Requirement:
Pick out every line that holds the string "this" and copy it.
— Start of Material —
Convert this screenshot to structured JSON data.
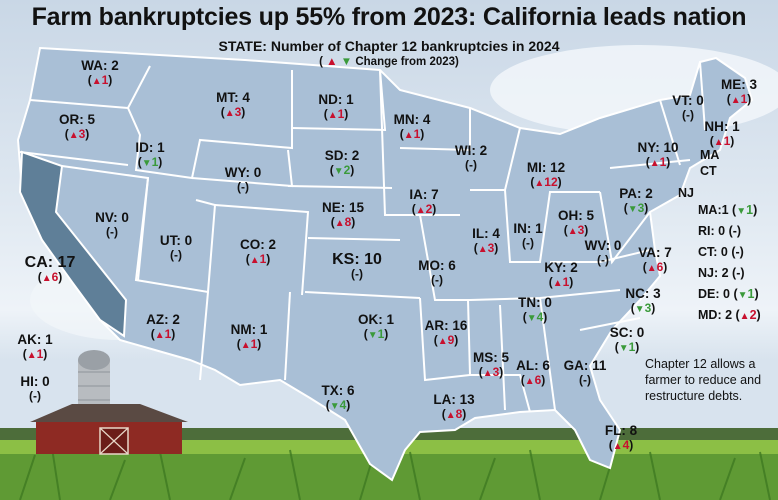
{
  "header": {
    "title": "Farm bankruptcies up 55% from 2023: California leads nation",
    "subtitle": "STATE: Number of Chapter 12 bankruptcies in 2024",
    "legend_open": "(",
    "legend_text": "Change from 2023)"
  },
  "legend_colors": {
    "increase": "#c8102e",
    "decrease": "#3a9a3a",
    "map_fill": "#a9bfd6",
    "highlight": "#5f7f98"
  },
  "states": [
    {
      "id": "wa",
      "name": "WA: 2",
      "change": "1",
      "dir": "up"
    },
    {
      "id": "or",
      "name": "OR: 5",
      "change": "3",
      "dir": "up"
    },
    {
      "id": "ca",
      "name": "CA: 17",
      "change": "6",
      "dir": "up"
    },
    {
      "id": "id",
      "name": "ID: 1",
      "change": "1",
      "dir": "down"
    },
    {
      "id": "nv",
      "name": "NV: 0",
      "change": "(-)",
      "dir": "none"
    },
    {
      "id": "mt",
      "name": "MT: 4",
      "change": "3",
      "dir": "up"
    },
    {
      "id": "wy",
      "name": "WY: 0",
      "change": "(-)",
      "dir": "none"
    },
    {
      "id": "ut",
      "name": "UT: 0",
      "change": "(-)",
      "dir": "none"
    },
    {
      "id": "az",
      "name": "AZ: 2",
      "change": "1",
      "dir": "up"
    },
    {
      "id": "co",
      "name": "CO: 2",
      "change": "1",
      "dir": "up"
    },
    {
      "id": "nm",
      "name": "NM: 1",
      "change": "1",
      "dir": "up"
    },
    {
      "id": "nd",
      "name": "ND: 1",
      "change": "1",
      "dir": "up"
    },
    {
      "id": "sd",
      "name": "SD: 2",
      "change": "2",
      "dir": "down"
    },
    {
      "id": "ne",
      "name": "NE: 15",
      "change": "8",
      "dir": "up"
    },
    {
      "id": "ks",
      "name": "KS: 10",
      "change": "(-)",
      "dir": "none"
    },
    {
      "id": "ok",
      "name": "OK: 1",
      "change": "1",
      "dir": "down"
    },
    {
      "id": "tx",
      "name": "TX: 6",
      "change": "4",
      "dir": "down"
    },
    {
      "id": "mn",
      "name": "MN: 4",
      "change": "1",
      "dir": "up"
    },
    {
      "id": "ia",
      "name": "IA: 7",
      "change": "2",
      "dir": "up"
    },
    {
      "id": "mo",
      "name": "MO: 6",
      "change": "(-)",
      "dir": "none"
    },
    {
      "id": "ar",
      "name": "AR: 16",
      "change": "9",
      "dir": "up"
    },
    {
      "id": "la",
      "name": "LA: 13",
      "change": "8",
      "dir": "up"
    },
    {
      "id": "wi",
      "name": "WI: 2",
      "change": "(-)",
      "dir": "none"
    },
    {
      "id": "il",
      "name": "IL: 4",
      "change": "3",
      "dir": "up"
    },
    {
      "id": "mi",
      "name": "MI: 12",
      "change": "12",
      "dir": "up"
    },
    {
      "id": "in",
      "name": "IN: 1",
      "change": "(-)",
      "dir": "none"
    },
    {
      "id": "oh",
      "name": "OH: 5",
      "change": "3",
      "dir": "up"
    },
    {
      "id": "ky",
      "name": "KY: 2",
      "change": "1",
      "dir": "up"
    },
    {
      "id": "tn",
      "name": "TN: 0",
      "change": "4",
      "dir": "down"
    },
    {
      "id": "ms",
      "name": "MS: 5",
      "change": "3",
      "dir": "up"
    },
    {
      "id": "al",
      "name": "AL: 6",
      "change": "6",
      "dir": "up"
    },
    {
      "id": "ga",
      "name": "GA: 11",
      "change": "(-)",
      "dir": "none"
    },
    {
      "id": "fl",
      "name": "FL: 8",
      "change": "4",
      "dir": "up"
    },
    {
      "id": "sc",
      "name": "SC: 0",
      "change": "1",
      "dir": "down"
    },
    {
      "id": "nc",
      "name": "NC: 3",
      "change": "3",
      "dir": "down"
    },
    {
      "id": "va",
      "name": "VA: 7",
      "change": "6",
      "dir": "up"
    },
    {
      "id": "wv",
      "name": "WV: 0",
      "change": "(-)",
      "dir": "none"
    },
    {
      "id": "pa",
      "name": "PA: 2",
      "change": "3",
      "dir": "down"
    },
    {
      "id": "ny",
      "name": "NY: 10",
      "change": "1",
      "dir": "up"
    },
    {
      "id": "vt",
      "name": "VT: 0",
      "change": "(-)",
      "dir": "none"
    },
    {
      "id": "nh",
      "name": "NH: 1",
      "change": "1",
      "dir": "up"
    },
    {
      "id": "me",
      "name": "ME: 3",
      "change": "1",
      "dir": "up"
    },
    {
      "id": "ak",
      "name": "AK: 1",
      "change": "1",
      "dir": "up"
    },
    {
      "id": "hi",
      "name": "HI: 0",
      "change": "(-)",
      "dir": "none"
    }
  ],
  "map_abbreviations": [
    "MA",
    "CT",
    "NJ"
  ],
  "side_list": [
    {
      "id": "ma",
      "name": "MA:1",
      "change": "1",
      "dir": "down"
    },
    {
      "id": "ri",
      "name": "RI: 0",
      "change": "(-)",
      "dir": "none"
    },
    {
      "id": "ct",
      "name": "CT: 0",
      "change": "(-)",
      "dir": "none"
    },
    {
      "id": "nj",
      "name": "NJ: 2",
      "change": "(-)",
      "dir": "none"
    },
    {
      "id": "de",
      "name": "DE: 0",
      "change": "1",
      "dir": "down"
    },
    {
      "id": "md",
      "name": "MD: 2",
      "change": "2",
      "dir": "up"
    }
  ],
  "note": "Chapter 12 allows a farmer to reduce and restructure debts."
}
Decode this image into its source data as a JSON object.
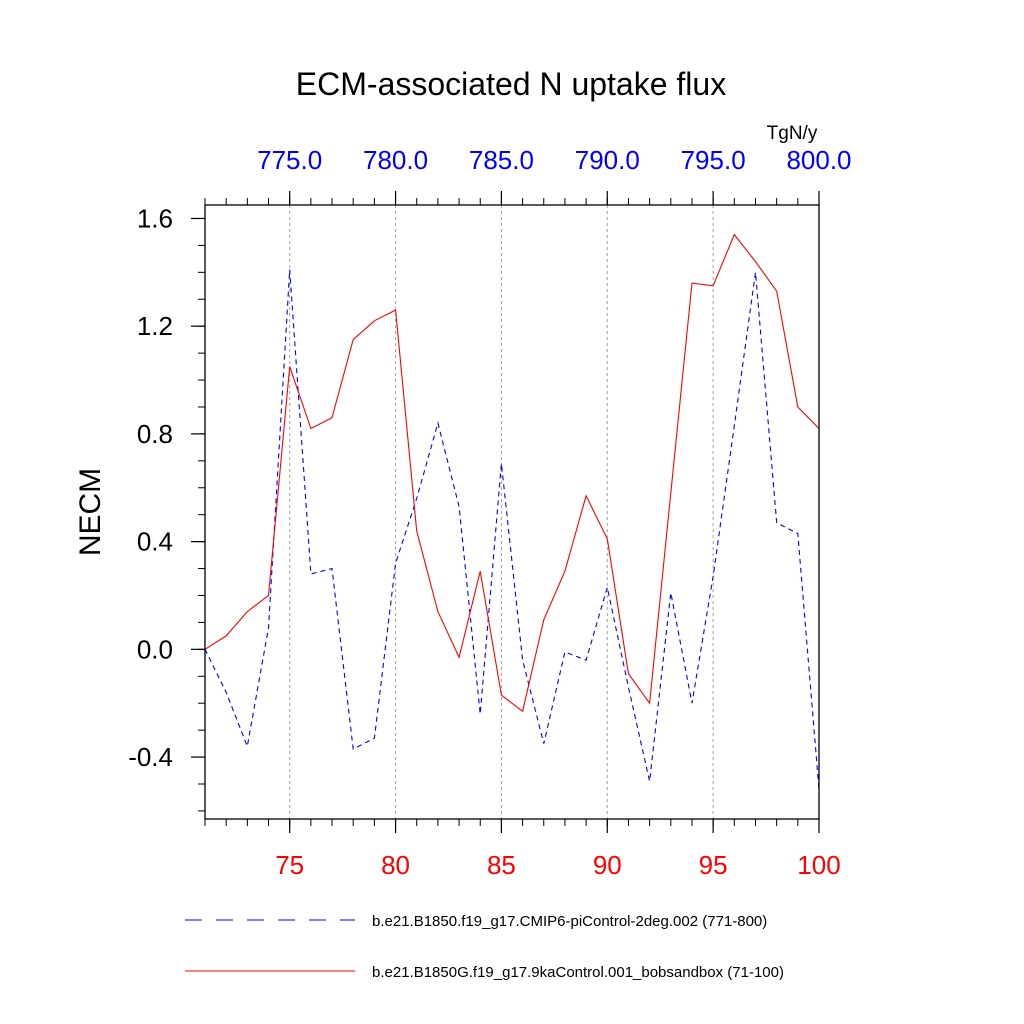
— End of Material —
The answer:
Convert this screenshot to structured JSON data.
Decode this image into its source data as a JSON object.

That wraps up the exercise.